#### Data provided
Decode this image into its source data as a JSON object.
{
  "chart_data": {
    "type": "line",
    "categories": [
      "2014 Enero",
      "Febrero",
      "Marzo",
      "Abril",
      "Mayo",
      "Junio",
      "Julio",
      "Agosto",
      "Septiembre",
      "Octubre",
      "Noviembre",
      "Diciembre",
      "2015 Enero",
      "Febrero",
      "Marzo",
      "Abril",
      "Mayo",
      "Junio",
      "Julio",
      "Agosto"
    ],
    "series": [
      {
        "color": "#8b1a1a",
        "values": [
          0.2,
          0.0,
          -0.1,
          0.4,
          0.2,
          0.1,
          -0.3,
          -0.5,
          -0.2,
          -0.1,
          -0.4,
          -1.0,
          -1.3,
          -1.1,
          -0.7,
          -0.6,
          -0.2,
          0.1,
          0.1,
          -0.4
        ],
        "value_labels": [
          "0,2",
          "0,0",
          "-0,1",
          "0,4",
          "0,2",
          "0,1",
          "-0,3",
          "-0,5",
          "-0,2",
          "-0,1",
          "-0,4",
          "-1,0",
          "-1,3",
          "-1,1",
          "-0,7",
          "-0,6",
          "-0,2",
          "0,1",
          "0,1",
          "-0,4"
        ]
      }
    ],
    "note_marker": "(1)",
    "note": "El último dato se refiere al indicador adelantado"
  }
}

#### Job
Copy the records above exactly.

#### The solution
Decode this image into its source data as a JSON object.
{
  "chart_data": {
    "type": "line",
    "categories": [
      "2014 Enero",
      "Febrero",
      "Marzo",
      "Abril",
      "Mayo",
      "Junio",
      "Julio",
      "Agosto",
      "Septiembre",
      "Octubre",
      "Noviembre",
      "Diciembre",
      "2015 Enero",
      "Febrero",
      "Marzo",
      "Abril",
      "Mayo",
      "Junio",
      "Julio",
      "Agosto"
    ],
    "series": [
      {
        "color": "#8b1a1a",
        "values": [
          0.2,
          0.0,
          -0.1,
          0.4,
          0.2,
          0.1,
          -0.3,
          -0.5,
          -0.2,
          -0.1,
          -0.4,
          -1.0,
          -1.3,
          -1.1,
          -0.7,
          -0.6,
          -0.2,
          0.1,
          0.1,
          -0.4
        ],
        "value_labels": [
          "0,2",
          "0,0",
          "-0,1",
          "0,4",
          "0,2",
          "0,1",
          "-0,3",
          "-0,5",
          "-0,2",
          "-0,1",
          "-0,4",
          "-1,0",
          "-1,3",
          "-1,1",
          "-0,7",
          "-0,6",
          "-0,2",
          "0,1",
          "0,1",
          "-0,4"
        ]
      }
    ],
    "note_marker": "(1)",
    "note": "El último dato se refiere al indicador adelantado"
  }
}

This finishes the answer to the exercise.